Dataset entries
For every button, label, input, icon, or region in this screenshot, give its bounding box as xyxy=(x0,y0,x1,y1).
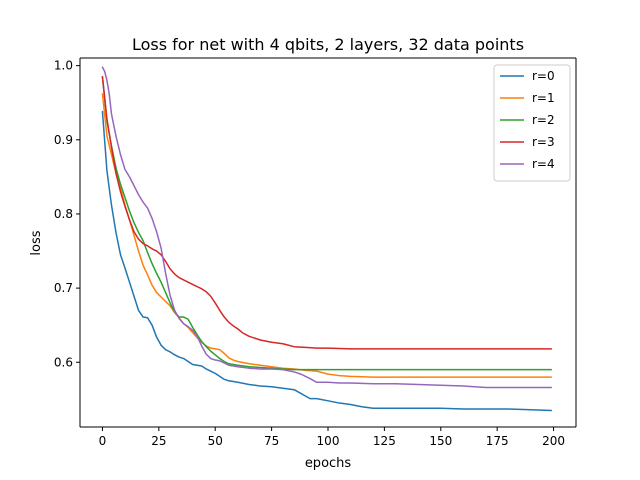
y-tick-label: 0.8 xyxy=(54,207,73,221)
x-tick-label: 25 xyxy=(151,434,166,448)
y-tick-label: 0.9 xyxy=(54,133,73,147)
legend-label: r=0 xyxy=(532,69,555,83)
legend-label: r=2 xyxy=(532,113,555,127)
legend-label: r=1 xyxy=(532,91,555,105)
series-line-r=2 xyxy=(101,76,553,371)
y-tick-label: 0.7 xyxy=(54,281,73,295)
x-tick-label: 200 xyxy=(542,434,565,448)
x-tick-label: 75 xyxy=(264,434,279,448)
legend: r=0 r=1 r=2 r=3 r=4 xyxy=(493,64,571,182)
y-axis-label: loss xyxy=(29,230,44,255)
x-tick-label: 125 xyxy=(373,434,396,448)
y-tick-label: 1.0 xyxy=(54,59,73,73)
legend-label: r=4 xyxy=(532,157,555,171)
series-line-r=4 xyxy=(101,66,553,389)
x-tick-label: 100 xyxy=(317,434,340,448)
legend-label: r=3 xyxy=(532,135,555,149)
series-line-r=3 xyxy=(101,76,553,350)
x-tick-label: 150 xyxy=(429,434,452,448)
y-axis-ticks: 0.6 0.7 0.8 0.9 1.0 xyxy=(54,59,80,369)
series-line-r=0 xyxy=(101,110,553,412)
y-tick-label: 0.6 xyxy=(54,355,73,369)
x-tick-label: 175 xyxy=(486,434,509,448)
legend-box xyxy=(493,64,571,182)
plot-area xyxy=(80,58,576,427)
series-layer xyxy=(101,66,553,412)
x-tick-label: 50 xyxy=(208,434,223,448)
x-axis-label: epochs xyxy=(305,456,352,471)
x-axis-ticks: 0 25 50 75 100 125 150 175 200 xyxy=(99,427,565,448)
series-line-r=1 xyxy=(101,93,553,378)
chart-title: Loss for net with 4 qbits, 2 layers, 32 … xyxy=(132,35,524,54)
x-tick-label: 0 xyxy=(99,434,107,448)
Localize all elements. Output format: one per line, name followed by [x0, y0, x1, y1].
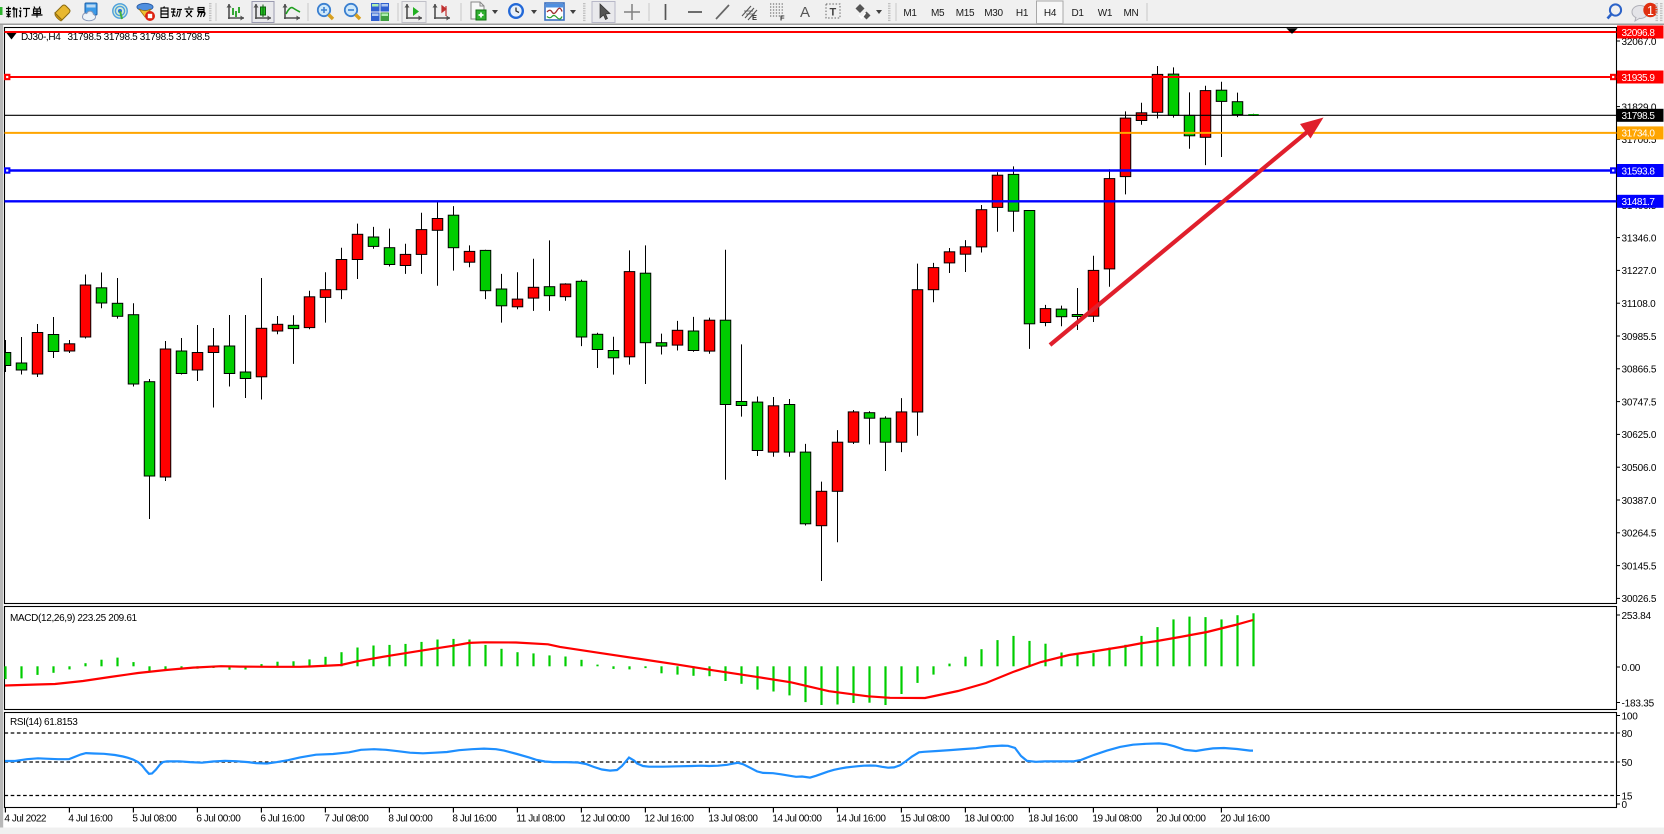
svg-text:20 Jul 16:00: 20 Jul 16:00	[1220, 814, 1270, 825]
svg-text:E: E	[752, 13, 757, 22]
svg-text:18 Jul 00:00: 18 Jul 00:00	[964, 814, 1014, 825]
svg-text:80: 80	[1622, 729, 1633, 740]
svg-text:31935.9: 31935.9	[1622, 73, 1656, 84]
svg-text:MACD(12,26,9) 223.25 209.61: MACD(12,26,9) 223.25 209.61	[10, 613, 138, 624]
svg-text:32096.8: 32096.8	[1622, 28, 1656, 39]
svg-text:15: 15	[1622, 791, 1633, 802]
svg-text:MN: MN	[1124, 8, 1139, 19]
svg-text:1: 1	[1647, 4, 1654, 18]
svg-text:A: A	[800, 4, 810, 21]
svg-text:M15: M15	[956, 8, 975, 19]
svg-text:30866.5: 30866.5	[1622, 365, 1657, 376]
svg-text:0.00: 0.00	[1622, 663, 1641, 674]
svg-text:30506.0: 30506.0	[1622, 463, 1657, 474]
svg-text:32067.0: 32067.0	[1622, 37, 1657, 48]
svg-text:30264.5: 30264.5	[1622, 529, 1657, 540]
svg-text:253.84: 253.84	[1622, 611, 1652, 622]
svg-text:31798.5: 31798.5	[1622, 111, 1656, 122]
svg-text:30747.5: 30747.5	[1622, 397, 1657, 408]
svg-text:14 Jul 16:00: 14 Jul 16:00	[836, 814, 886, 825]
svg-text:F: F	[780, 14, 785, 23]
svg-text:W1: W1	[1098, 8, 1113, 19]
svg-text:0: 0	[1622, 800, 1628, 811]
svg-text:30387.0: 30387.0	[1622, 496, 1657, 507]
svg-text:31227.0: 31227.0	[1622, 266, 1657, 277]
svg-text:12 Jul 16:00: 12 Jul 16:00	[644, 814, 694, 825]
svg-text:31593.8: 31593.8	[1622, 166, 1656, 177]
svg-text:RSI(14) 61.8153: RSI(14) 61.8153	[10, 717, 78, 728]
svg-text:30145.5: 30145.5	[1622, 561, 1657, 572]
svg-text:M5: M5	[931, 8, 945, 19]
svg-text:M1: M1	[903, 8, 917, 19]
svg-text:11 Jul 08:00: 11 Jul 08:00	[516, 814, 565, 825]
svg-text:H1: H1	[1016, 8, 1029, 19]
svg-text:14 Jul 00:00: 14 Jul 00:00	[772, 814, 822, 825]
svg-text:30026.5: 30026.5	[1622, 594, 1657, 605]
svg-text:7 Jul 08:00: 7 Jul 08:00	[324, 814, 369, 825]
svg-text:6 Jul 00:00: 6 Jul 00:00	[196, 814, 241, 825]
svg-text:15 Jul 08:00: 15 Jul 08:00	[900, 814, 950, 825]
svg-text:H4: H4	[1044, 8, 1057, 19]
svg-text:31829.0: 31829.0	[1622, 102, 1657, 113]
svg-text:8 Jul 00:00: 8 Jul 00:00	[388, 814, 433, 825]
svg-text:30985.5: 30985.5	[1622, 332, 1657, 343]
svg-text:T: T	[830, 7, 837, 19]
svg-text:M30: M30	[984, 8, 1003, 19]
svg-text:12 Jul 00:00: 12 Jul 00:00	[580, 814, 630, 825]
svg-text:8 Jul 16:00: 8 Jul 16:00	[452, 814, 497, 825]
svg-text:19 Jul 08:00: 19 Jul 08:00	[1092, 814, 1142, 825]
svg-text:30625.0: 30625.0	[1622, 430, 1657, 441]
svg-text:50: 50	[1622, 758, 1633, 769]
svg-text:20 Jul 00:00: 20 Jul 00:00	[1156, 814, 1206, 825]
svg-text:31481.7: 31481.7	[1622, 197, 1656, 208]
svg-text:18 Jul 16:00: 18 Jul 16:00	[1028, 814, 1078, 825]
svg-text:6 Jul 16:00: 6 Jul 16:00	[260, 814, 305, 825]
svg-text:4 Jul 2022: 4 Jul 2022	[4, 814, 47, 825]
svg-text:4 Jul 16:00: 4 Jul 16:00	[68, 814, 113, 825]
svg-text:31734.0: 31734.0	[1622, 129, 1656, 140]
svg-text:5 Jul 08:00: 5 Jul 08:00	[132, 814, 177, 825]
svg-text:100: 100	[1622, 711, 1639, 722]
svg-text:31706.5: 31706.5	[1622, 135, 1657, 146]
svg-text:31108.0: 31108.0	[1622, 299, 1657, 310]
svg-text:DJ30-,H4 31798.5 31798.5 3179: DJ30-,H4 31798.5 31798.5 31798.5 31798.5	[21, 32, 210, 43]
svg-text:13 Jul 08:00: 13 Jul 08:00	[708, 814, 758, 825]
svg-text:31346.0: 31346.0	[1622, 233, 1657, 244]
svg-text:D1: D1	[1072, 8, 1085, 19]
svg-text:-183.35: -183.35	[1622, 698, 1655, 709]
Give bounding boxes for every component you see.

## Task requirements
Reproduce all of the material above with "screenshot" swapped for "image" and nothing else changed. Omit the pictures.

## Reply to the task
For every button, label, input, icon, or region in this image, give its bounding box as xyxy=(x0,y0,x1,y1).
y-tick-label: 0.8 xyxy=(54,207,73,221)
x-tick-label: 25 xyxy=(151,434,166,448)
y-tick-label: 0.9 xyxy=(54,133,73,147)
legend-label: r=0 xyxy=(532,69,555,83)
legend-label: r=2 xyxy=(532,113,555,127)
legend-label: r=1 xyxy=(532,91,555,105)
series-line-r=2 xyxy=(101,76,553,371)
y-tick-label: 0.7 xyxy=(54,281,73,295)
x-tick-label: 200 xyxy=(542,434,565,448)
x-tick-label: 75 xyxy=(264,434,279,448)
legend: r=0 r=1 r=2 r=3 r=4 xyxy=(493,64,571,182)
y-axis-label: loss xyxy=(29,230,44,255)
x-tick-label: 125 xyxy=(373,434,396,448)
y-tick-label: 1.0 xyxy=(54,59,73,73)
legend-label: r=4 xyxy=(532,157,555,171)
series-line-r=4 xyxy=(101,66,553,389)
x-tick-label: 100 xyxy=(317,434,340,448)
legend-label: r=3 xyxy=(532,135,555,149)
series-line-r=3 xyxy=(101,76,553,350)
x-tick-label: 150 xyxy=(429,434,452,448)
y-axis-ticks: 0.6 0.7 0.8 0.9 1.0 xyxy=(54,59,80,369)
series-line-r=0 xyxy=(101,110,553,412)
y-tick-label: 0.6 xyxy=(54,355,73,369)
x-tick-label: 175 xyxy=(486,434,509,448)
legend-box xyxy=(493,64,571,182)
plot-area xyxy=(80,58,576,427)
series-layer xyxy=(101,66,553,412)
x-tick-label: 50 xyxy=(208,434,223,448)
x-axis-label: epochs xyxy=(305,456,352,471)
x-axis-ticks: 0 25 50 75 100 125 150 175 200 xyxy=(99,427,565,448)
series-line-r=1 xyxy=(101,93,553,378)
chart-title: Loss for net with 4 qbits, 2 layers, 32 … xyxy=(132,35,524,54)
x-tick-label: 0 xyxy=(99,434,107,448)
Localize all elements. Output format: one per line, name followed by [x0, y0, x1, y1].
svg-text:20 Jul 16:00: 20 Jul 16:00	[1220, 814, 1270, 825]
svg-text:E: E	[752, 13, 757, 22]
svg-text:18 Jul 00:00: 18 Jul 00:00	[964, 814, 1014, 825]
svg-text:80: 80	[1622, 729, 1633, 740]
svg-text:31935.9: 31935.9	[1622, 73, 1656, 84]
svg-text:MACD(12,26,9) 223.25 209.61: MACD(12,26,9) 223.25 209.61	[10, 613, 138, 624]
svg-text:32096.8: 32096.8	[1622, 28, 1656, 39]
svg-text:15: 15	[1622, 791, 1633, 802]
svg-text:MN: MN	[1124, 8, 1139, 19]
svg-text:1: 1	[1647, 4, 1654, 18]
svg-text:A: A	[800, 4, 810, 21]
svg-text:M15: M15	[956, 8, 975, 19]
svg-text:30866.5: 30866.5	[1622, 365, 1657, 376]
svg-text:0.00: 0.00	[1622, 663, 1641, 674]
svg-text:30506.0: 30506.0	[1622, 463, 1657, 474]
svg-text:32067.0: 32067.0	[1622, 37, 1657, 48]
svg-text:30264.5: 30264.5	[1622, 529, 1657, 540]
svg-text:253.84: 253.84	[1622, 611, 1652, 622]
svg-text:31798.5: 31798.5	[1622, 111, 1656, 122]
svg-text:30747.5: 30747.5	[1622, 397, 1657, 408]
svg-text:14 Jul 16:00: 14 Jul 16:00	[836, 814, 886, 825]
svg-text:F: F	[780, 14, 785, 23]
svg-text:W1: W1	[1098, 8, 1113, 19]
svg-text:0: 0	[1622, 800, 1628, 811]
svg-text:30387.0: 30387.0	[1622, 496, 1657, 507]
svg-text:31227.0: 31227.0	[1622, 266, 1657, 277]
svg-text:12 Jul 16:00: 12 Jul 16:00	[644, 814, 694, 825]
svg-text:31593.8: 31593.8	[1622, 166, 1656, 177]
svg-text:RSI(14) 61.8153: RSI(14) 61.8153	[10, 717, 78, 728]
svg-text:30145.5: 30145.5	[1622, 561, 1657, 572]
svg-text:M5: M5	[931, 8, 945, 19]
svg-text:M1: M1	[903, 8, 917, 19]
svg-text:11 Jul 08:00: 11 Jul 08:00	[516, 814, 565, 825]
svg-text:H1: H1	[1016, 8, 1029, 19]
svg-text:14 Jul 00:00: 14 Jul 00:00	[772, 814, 822, 825]
svg-text:30026.5: 30026.5	[1622, 594, 1657, 605]
svg-text:7 Jul 08:00: 7 Jul 08:00	[324, 814, 369, 825]
svg-text:6 Jul 00:00: 6 Jul 00:00	[196, 814, 241, 825]
svg-text:15 Jul 08:00: 15 Jul 08:00	[900, 814, 950, 825]
svg-text:H4: H4	[1044, 8, 1057, 19]
svg-text:31829.0: 31829.0	[1622, 102, 1657, 113]
svg-text:8 Jul 00:00: 8 Jul 00:00	[388, 814, 433, 825]
svg-text:30985.5: 30985.5	[1622, 332, 1657, 343]
svg-text:T: T	[830, 7, 837, 19]
svg-text:M30: M30	[984, 8, 1003, 19]
svg-text:12 Jul 00:00: 12 Jul 00:00	[580, 814, 630, 825]
svg-text:8 Jul 16:00: 8 Jul 16:00	[452, 814, 497, 825]
svg-text:19 Jul 08:00: 19 Jul 08:00	[1092, 814, 1142, 825]
svg-text:30625.0: 30625.0	[1622, 430, 1657, 441]
svg-text:50: 50	[1622, 758, 1633, 769]
svg-text:20 Jul 00:00: 20 Jul 00:00	[1156, 814, 1206, 825]
svg-text:31481.7: 31481.7	[1622, 197, 1656, 208]
svg-text:18 Jul 16:00: 18 Jul 16:00	[1028, 814, 1078, 825]
svg-text:6 Jul 16:00: 6 Jul 16:00	[260, 814, 305, 825]
svg-text:4 Jul 2022: 4 Jul 2022	[4, 814, 47, 825]
svg-text:4 Jul 16:00: 4 Jul 16:00	[68, 814, 113, 825]
svg-text:31734.0: 31734.0	[1622, 129, 1656, 140]
svg-text:5 Jul 08:00: 5 Jul 08:00	[132, 814, 177, 825]
svg-text:100: 100	[1622, 711, 1639, 722]
svg-text:31706.5: 31706.5	[1622, 135, 1657, 146]
svg-text:31108.0: 31108.0	[1622, 299, 1657, 310]
svg-text:DJ30-,H4 31798.5 31798.5 3179: DJ30-,H4 31798.5 31798.5 31798.5 31798.5	[21, 32, 210, 43]
svg-text:13 Jul 08:00: 13 Jul 08:00	[708, 814, 758, 825]
svg-text:31346.0: 31346.0	[1622, 233, 1657, 244]
svg-text:D1: D1	[1072, 8, 1085, 19]
svg-text:-183.35: -183.35	[1622, 698, 1655, 709]
Give bounding boxes for every component you see.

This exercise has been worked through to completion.